▶ **Exercise**: Among the lines of this listing, determine how many contain the string "change". Answer with the number only.

▶ **Records supplied**:
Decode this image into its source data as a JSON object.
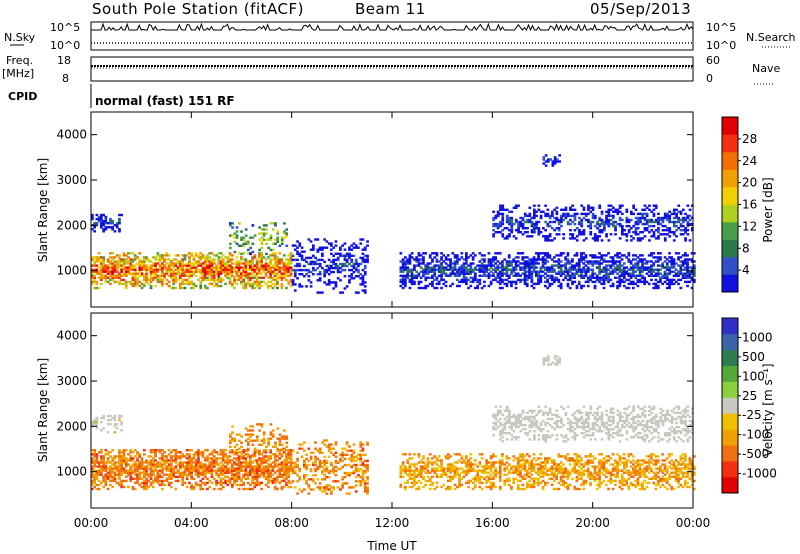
{
  "header": {
    "station": "South Pole Station (fitACF)",
    "beam": "Beam 11",
    "date": "05/Sep/2013"
  },
  "strip_panels": {
    "nsky_label": "N.Sky",
    "nsky_ticks": [
      "10^5",
      "10^0"
    ],
    "nsearch_label": "N.Search",
    "nsearch_ticks": [
      "10^5",
      "10^0"
    ],
    "freq_label": "Freq.",
    "freq_unit": "[MHz]",
    "freq_ticks": [
      "18",
      "8"
    ],
    "nave_label": "Nave",
    "nave_ticks": [
      "60",
      "0"
    ],
    "cpid_label": "CPID",
    "cpid_text": "normal (fast) 151 RF"
  },
  "colors": {
    "power": [
      "#1010e0",
      "#3050c8",
      "#2a7a4a",
      "#4aa04a",
      "#b0d020",
      "#f0d000",
      "#f0a000",
      "#f07000",
      "#f03010",
      "#e00000"
    ],
    "velocity": [
      "#3030c8",
      "#3a66a8",
      "#2e7d52",
      "#54a83a",
      "#8ad040",
      "#c8c8c0",
      "#f0c000",
      "#f0a000",
      "#f07010",
      "#f03010",
      "#e00000"
    ]
  },
  "chart_data": [
    {
      "type": "heatmap",
      "quantity": "power",
      "ylabel": "Slant Range [km]",
      "ylim": [
        200,
        4500
      ],
      "yticks": [
        "1000",
        "2000",
        "3000",
        "4000"
      ],
      "xlim": [
        0,
        24
      ],
      "colorbar": {
        "label": "Power [dB]",
        "range": [
          0,
          32
        ],
        "ticks": [
          "4",
          "8",
          "12",
          "16",
          "20",
          "24",
          "28"
        ]
      },
      "regions": [
        {
          "t0": 0.0,
          "t1": 8.0,
          "r0": 600,
          "r1": 1400,
          "level": 0.75,
          "spread": 0.25,
          "density": 0.9
        },
        {
          "t0": 0.0,
          "t1": 1.2,
          "r0": 1850,
          "r1": 2250,
          "level": 0.15,
          "spread": 0.12,
          "density": 0.55
        },
        {
          "t0": 5.5,
          "t1": 7.8,
          "r0": 1350,
          "r1": 2050,
          "level": 0.45,
          "spread": 0.2,
          "density": 0.35
        },
        {
          "t0": 8.0,
          "t1": 11.0,
          "r0": 500,
          "r1": 1700,
          "level": 0.12,
          "spread": 0.12,
          "density": 0.5
        },
        {
          "t0": 12.3,
          "t1": 24.0,
          "r0": 600,
          "r1": 1400,
          "level": 0.15,
          "spread": 0.15,
          "density": 0.75
        },
        {
          "t0": 16.0,
          "t1": 24.0,
          "r0": 1650,
          "r1": 2450,
          "level": 0.14,
          "spread": 0.12,
          "density": 0.55
        },
        {
          "t0": 18.0,
          "t1": 18.7,
          "r0": 3300,
          "r1": 3550,
          "level": 0.15,
          "spread": 0.1,
          "density": 0.6
        }
      ]
    },
    {
      "type": "heatmap",
      "quantity": "velocity",
      "ylabel": "Slant Range [km]",
      "ylim": [
        200,
        4500
      ],
      "yticks": [
        "1000",
        "2000",
        "3000",
        "4000"
      ],
      "xlabel": "Time UT",
      "xlim": [
        0,
        24
      ],
      "xticks": [
        "00:00",
        "04:00",
        "08:00",
        "12:00",
        "16:00",
        "20:00",
        "00:00"
      ],
      "colorbar": {
        "label": "Velocity [m s⁻¹]",
        "ticks": [
          "1000",
          "500",
          "100",
          "25",
          "-25",
          "-100",
          "-500",
          "-1000"
        ]
      },
      "regions": [
        {
          "t0": 0.0,
          "t1": 8.0,
          "r0": 600,
          "r1": 1500,
          "level": 0.75,
          "spread": 0.1,
          "density": 0.85
        },
        {
          "t0": 0.0,
          "t1": 1.2,
          "r0": 1850,
          "r1": 2250,
          "level": 0.5,
          "spread": 0.05,
          "density": 0.5
        },
        {
          "t0": 5.5,
          "t1": 7.8,
          "r0": 1350,
          "r1": 2050,
          "level": 0.72,
          "spread": 0.1,
          "density": 0.35
        },
        {
          "t0": 8.0,
          "t1": 11.0,
          "r0": 500,
          "r1": 1700,
          "level": 0.72,
          "spread": 0.12,
          "density": 0.5
        },
        {
          "t0": 12.3,
          "t1": 24.0,
          "r0": 600,
          "r1": 1400,
          "level": 0.68,
          "spread": 0.12,
          "density": 0.7
        },
        {
          "t0": 16.0,
          "t1": 24.0,
          "r0": 1650,
          "r1": 2450,
          "level": 0.5,
          "spread": 0.04,
          "density": 0.55
        },
        {
          "t0": 18.0,
          "t1": 18.7,
          "r0": 3300,
          "r1": 3550,
          "level": 0.5,
          "spread": 0.04,
          "density": 0.6
        }
      ]
    }
  ]
}
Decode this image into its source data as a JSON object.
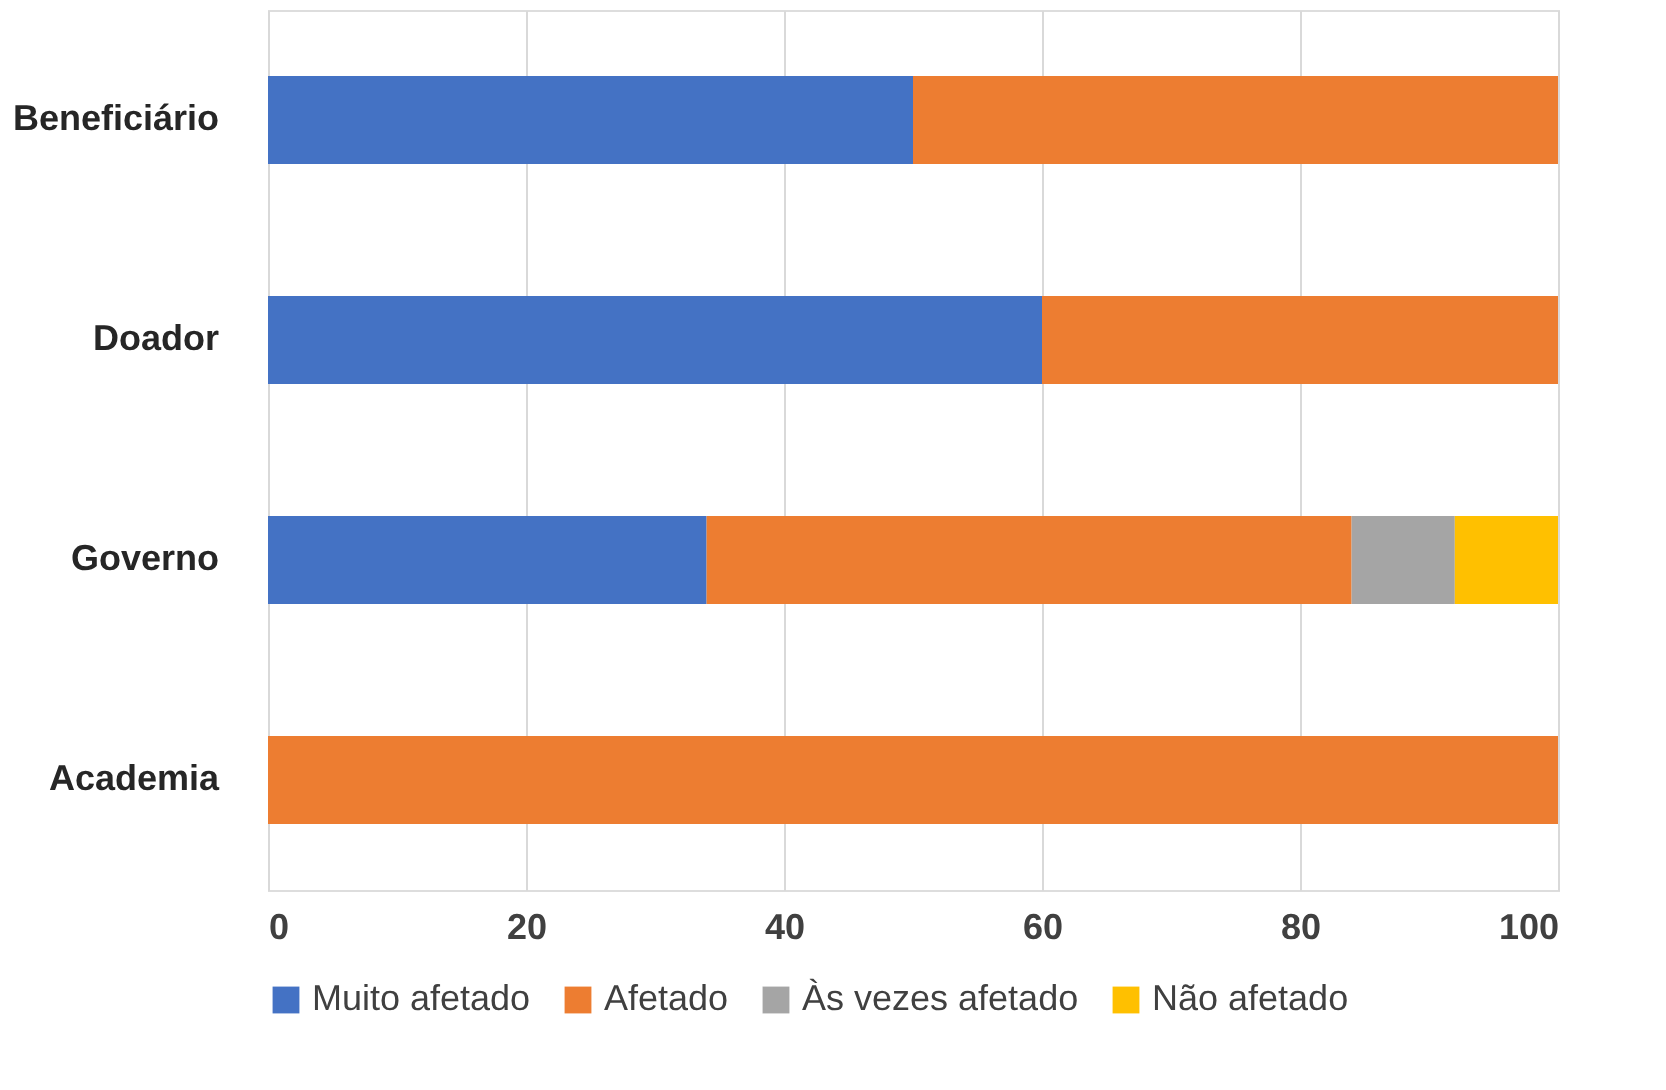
{
  "chart_data": {
    "type": "bar",
    "orientation": "horizontal",
    "stacked": true,
    "categories": [
      "Beneficiário",
      "Doador",
      "Governo",
      "Academia"
    ],
    "series": [
      {
        "name": "Muito afetado",
        "color": "#4472c4",
        "values": [
          50,
          60,
          34,
          0
        ]
      },
      {
        "name": "Afetado",
        "color": "#ed7d31",
        "values": [
          50,
          40,
          50,
          100
        ]
      },
      {
        "name": "Às vezes afetado",
        "color": "#a5a5a5",
        "values": [
          null,
          null,
          8,
          null
        ]
      },
      {
        "name": "Não afetado",
        "color": "#ffc000",
        "values": [
          null,
          null,
          8,
          null
        ]
      }
    ],
    "xlim": [
      0,
      100
    ],
    "xticks": [
      0,
      20,
      40,
      60,
      80,
      100
    ],
    "grid": "x",
    "legend": "bottom"
  }
}
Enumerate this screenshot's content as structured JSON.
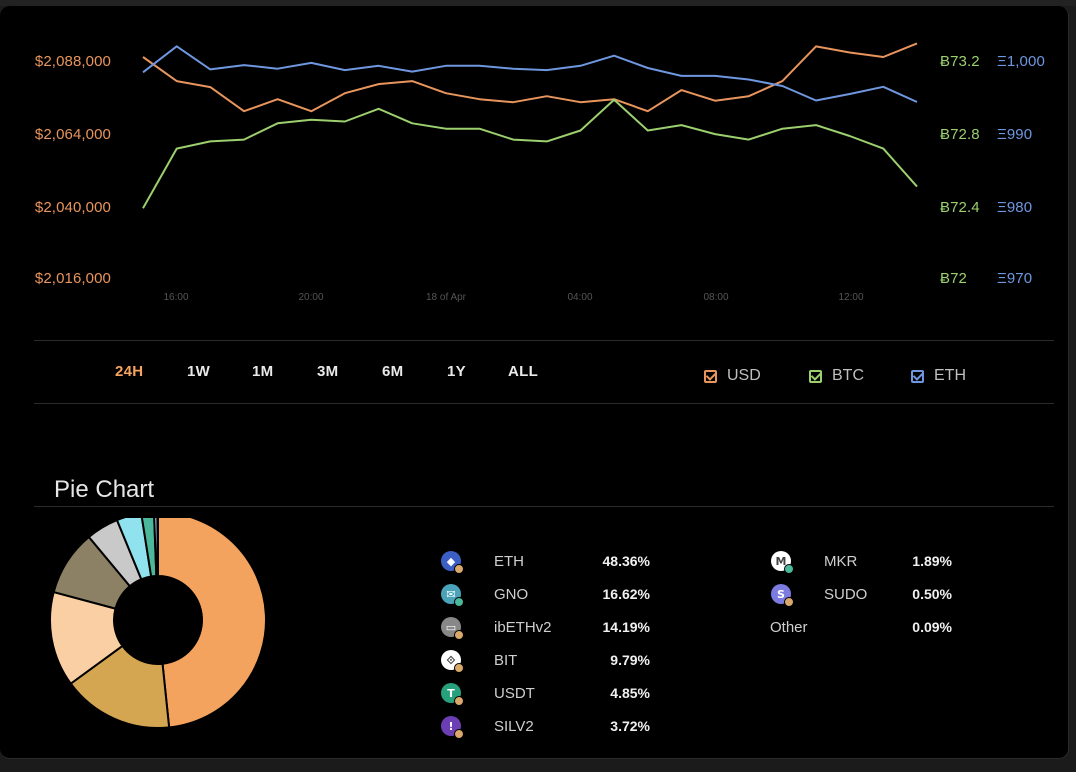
{
  "chart_data": [
    {
      "type": "line",
      "title": "",
      "x": [
        "15:00",
        "16:00",
        "17:00",
        "18:00",
        "19:00",
        "20:00",
        "21:00",
        "22:00",
        "23:00",
        "00:00",
        "01:00",
        "02:00",
        "03:00",
        "04:00",
        "05:00",
        "06:00",
        "07:00",
        "08:00",
        "09:00",
        "10:00",
        "11:00",
        "12:00",
        "13:00",
        "14:00"
      ],
      "x_tick_labels": [
        "16:00",
        "20:00",
        "18 of Apr",
        "04:00",
        "08:00",
        "12:00"
      ],
      "axes": {
        "usd": {
          "ticks": [
            "$2,088,000",
            "$2,064,000",
            "$2,040,000",
            "$2,016,000"
          ],
          "ylim": [
            2016000,
            2088000
          ]
        },
        "btc": {
          "ticks": [
            "Ƀ73.2",
            "Ƀ72.8",
            "Ƀ72.4",
            "Ƀ72"
          ],
          "ylim": [
            72,
            73.2
          ]
        },
        "eth": {
          "ticks": [
            "Ξ1,000",
            "Ξ990",
            "Ξ980",
            "Ξ970"
          ],
          "ylim": [
            970,
            1000
          ]
        }
      },
      "series": [
        {
          "name": "USD",
          "axis": "usd",
          "color": "#e8955d",
          "values": [
            2089000,
            2081000,
            2079000,
            2071000,
            2075000,
            2071000,
            2077000,
            2080000,
            2081000,
            2077000,
            2075000,
            2074000,
            2076000,
            2074000,
            2075000,
            2071000,
            2078000,
            2074500,
            2076000,
            2081000,
            2092500,
            2090500,
            2089000,
            2093500
          ]
        },
        {
          "name": "BTC",
          "axis": "btc",
          "color": "#9ccf6e",
          "values": [
            72.38,
            72.71,
            72.75,
            72.76,
            72.85,
            72.87,
            72.86,
            72.93,
            72.85,
            72.82,
            72.82,
            72.76,
            72.75,
            72.81,
            72.98,
            72.81,
            72.84,
            72.79,
            72.76,
            72.82,
            72.84,
            72.78,
            72.71,
            72.5
          ]
        },
        {
          "name": "ETH",
          "axis": "eth",
          "color": "#6f97e0",
          "values": [
            998.3,
            1001.9,
            998.7,
            999.3,
            998.8,
            999.6,
            998.6,
            999.2,
            998.4,
            999.2,
            999.2,
            998.8,
            998.6,
            999.2,
            1000.6,
            998.9,
            997.8,
            997.8,
            997.3,
            996.4,
            994.4,
            995.3,
            996.3,
            994.2
          ]
        }
      ],
      "ranges": [
        "24H",
        "1W",
        "1M",
        "3M",
        "6M",
        "1Y",
        "ALL"
      ],
      "active_range": "24H",
      "legend": [
        {
          "label": "USD",
          "color": "#e8955d",
          "checked": true
        },
        {
          "label": "BTC",
          "color": "#9ccf6e",
          "checked": true
        },
        {
          "label": "ETH",
          "color": "#6f97e0",
          "checked": true
        }
      ]
    },
    {
      "type": "pie",
      "title": "Pie Chart",
      "slices": [
        {
          "label": "ETH",
          "value": 48.36,
          "pct": "48.36%",
          "color": "#f4a35f",
          "icon": "eth-icon"
        },
        {
          "label": "GNO",
          "value": 16.62,
          "pct": "16.62%",
          "color": "#d4a652",
          "icon": "gno-icon"
        },
        {
          "label": "ibETHv2",
          "value": 14.19,
          "pct": "14.19%",
          "color": "#f9cfa3",
          "icon": "ibethv2-icon"
        },
        {
          "label": "BIT",
          "value": 9.79,
          "pct": "9.79%",
          "color": "#8c8065",
          "icon": "bit-icon"
        },
        {
          "label": "USDT",
          "value": 4.85,
          "pct": "4.85%",
          "color": "#c9c9c9",
          "icon": "usdt-icon"
        },
        {
          "label": "SILV2",
          "value": 3.72,
          "pct": "3.72%",
          "color": "#8fe2ee",
          "icon": "silv2-icon"
        },
        {
          "label": "MKR",
          "value": 1.89,
          "pct": "1.89%",
          "color": "#4bb89b",
          "icon": "mkr-icon"
        },
        {
          "label": "SUDO",
          "value": 0.5,
          "pct": "0.50%",
          "color": "#a9c9f3",
          "icon": "sudo-icon"
        },
        {
          "label": "Other",
          "value": 0.09,
          "pct": "0.09%",
          "color": "#666666",
          "icon": ""
        }
      ]
    }
  ]
}
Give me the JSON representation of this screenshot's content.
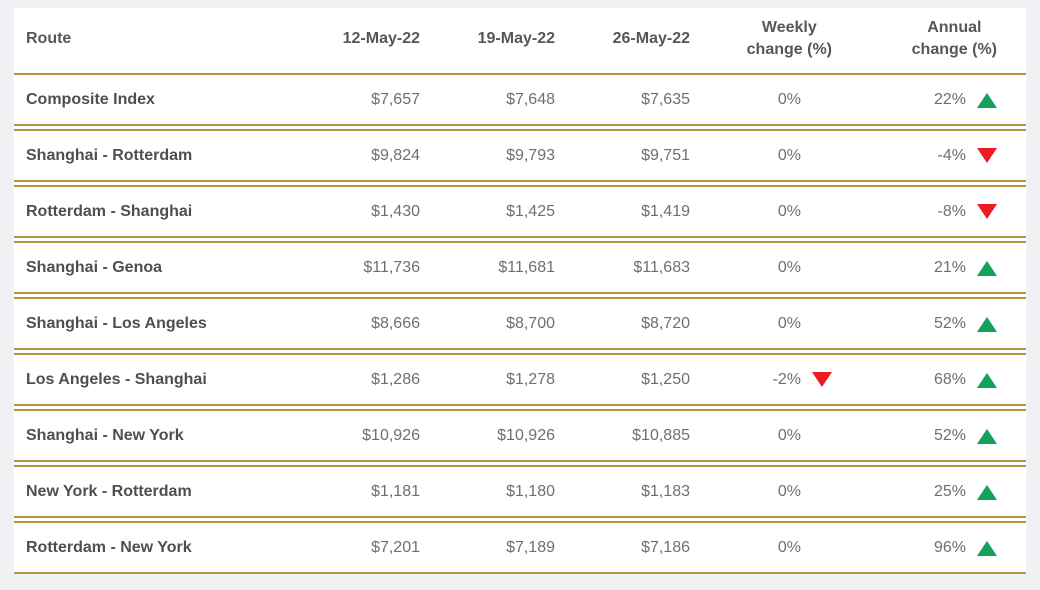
{
  "page": {
    "background": "#eff1f4",
    "card_background": "#ffffff",
    "border_color": "#b5923e",
    "up_color": "#12a158",
    "down_color": "#ec1c24"
  },
  "table": {
    "header": {
      "route": "Route",
      "date1": "12-May-22",
      "date2": "19-May-22",
      "date3": "26-May-22",
      "weekly_line1": "Weekly",
      "weekly_line2": "change (%)",
      "annual_line1": "Annual",
      "annual_line2": "change (%)"
    },
    "rows": [
      {
        "route": "Composite Index",
        "v1": "$7,657",
        "v2": "$7,648",
        "v3": "$7,635",
        "weekly": "0%",
        "weekly_dir": "none",
        "annual": "22%",
        "annual_dir": "up"
      },
      {
        "route": "Shanghai - Rotterdam",
        "v1": "$9,824",
        "v2": "$9,793",
        "v3": "$9,751",
        "weekly": "0%",
        "weekly_dir": "none",
        "annual": "-4%",
        "annual_dir": "down"
      },
      {
        "route": "Rotterdam - Shanghai",
        "v1": "$1,430",
        "v2": "$1,425",
        "v3": "$1,419",
        "weekly": "0%",
        "weekly_dir": "none",
        "annual": "-8%",
        "annual_dir": "down"
      },
      {
        "route": "Shanghai - Genoa",
        "v1": "$11,736",
        "v2": "$11,681",
        "v3": "$11,683",
        "weekly": "0%",
        "weekly_dir": "none",
        "annual": "21%",
        "annual_dir": "up"
      },
      {
        "route": "Shanghai - Los Angeles",
        "v1": "$8,666",
        "v2": "$8,700",
        "v3": "$8,720",
        "weekly": "0%",
        "weekly_dir": "none",
        "annual": "52%",
        "annual_dir": "up"
      },
      {
        "route": "Los Angeles - Shanghai",
        "v1": "$1,286",
        "v2": "$1,278",
        "v3": "$1,250",
        "weekly": "-2%",
        "weekly_dir": "down",
        "annual": "68%",
        "annual_dir": "up"
      },
      {
        "route": "Shanghai - New York",
        "v1": "$10,926",
        "v2": "$10,926",
        "v3": "$10,885",
        "weekly": "0%",
        "weekly_dir": "none",
        "annual": "52%",
        "annual_dir": "up"
      },
      {
        "route": "New York - Rotterdam",
        "v1": "$1,181",
        "v2": "$1,180",
        "v3": "$1,183",
        "weekly": "0%",
        "weekly_dir": "none",
        "annual": "25%",
        "annual_dir": "up"
      },
      {
        "route": "Rotterdam - New York",
        "v1": "$7,201",
        "v2": "$7,189",
        "v3": "$7,186",
        "weekly": "0%",
        "weekly_dir": "none",
        "annual": "96%",
        "annual_dir": "up"
      }
    ]
  },
  "chart_data": {
    "type": "table",
    "title": "",
    "columns": [
      "Route",
      "12-May-22",
      "19-May-22",
      "26-May-22",
      "Weekly change (%)",
      "Annual change (%)"
    ],
    "rows": [
      [
        "Composite Index",
        7657,
        7648,
        7635,
        "0%",
        "22% up"
      ],
      [
        "Shanghai - Rotterdam",
        9824,
        9793,
        9751,
        "0%",
        "-4% down"
      ],
      [
        "Rotterdam - Shanghai",
        1430,
        1425,
        1419,
        "0%",
        "-8% down"
      ],
      [
        "Shanghai - Genoa",
        11736,
        11681,
        11683,
        "0%",
        "21% up"
      ],
      [
        "Shanghai - Los Angeles",
        8666,
        8700,
        8720,
        "0%",
        "52% up"
      ],
      [
        "Los Angeles - Shanghai",
        1286,
        1278,
        1250,
        "-2% down",
        "68% up"
      ],
      [
        "Shanghai - New York",
        10926,
        10926,
        10885,
        "0%",
        "52% up"
      ],
      [
        "New York - Rotterdam",
        1181,
        1180,
        1183,
        "0%",
        "25% up"
      ],
      [
        "Rotterdam - New York",
        7201,
        7189,
        7186,
        "0%",
        "96% up"
      ]
    ]
  }
}
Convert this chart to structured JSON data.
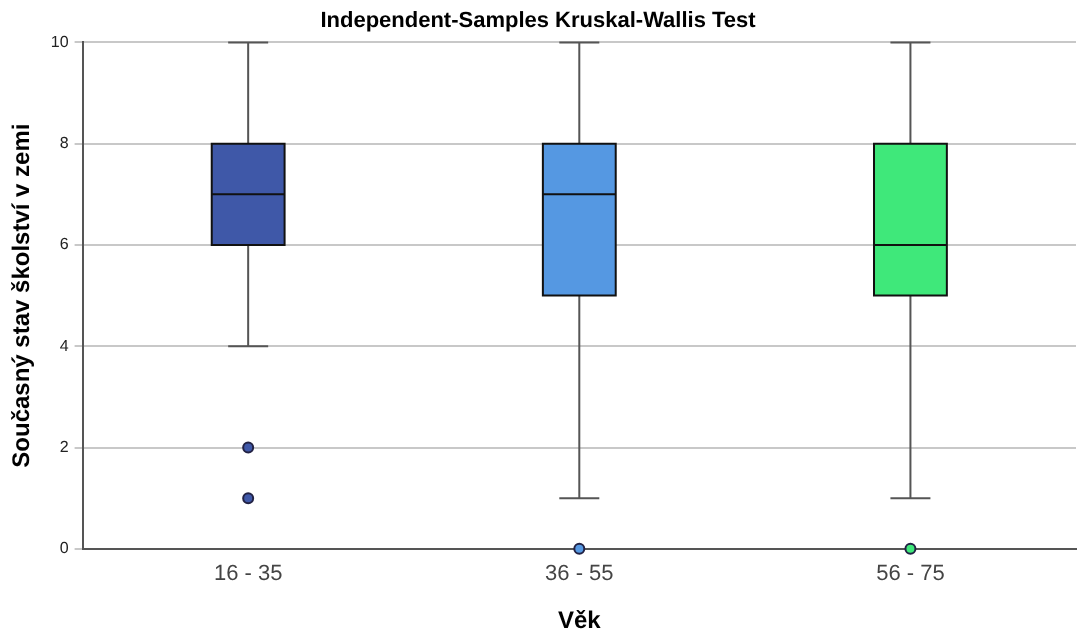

▶ **Written response**: 4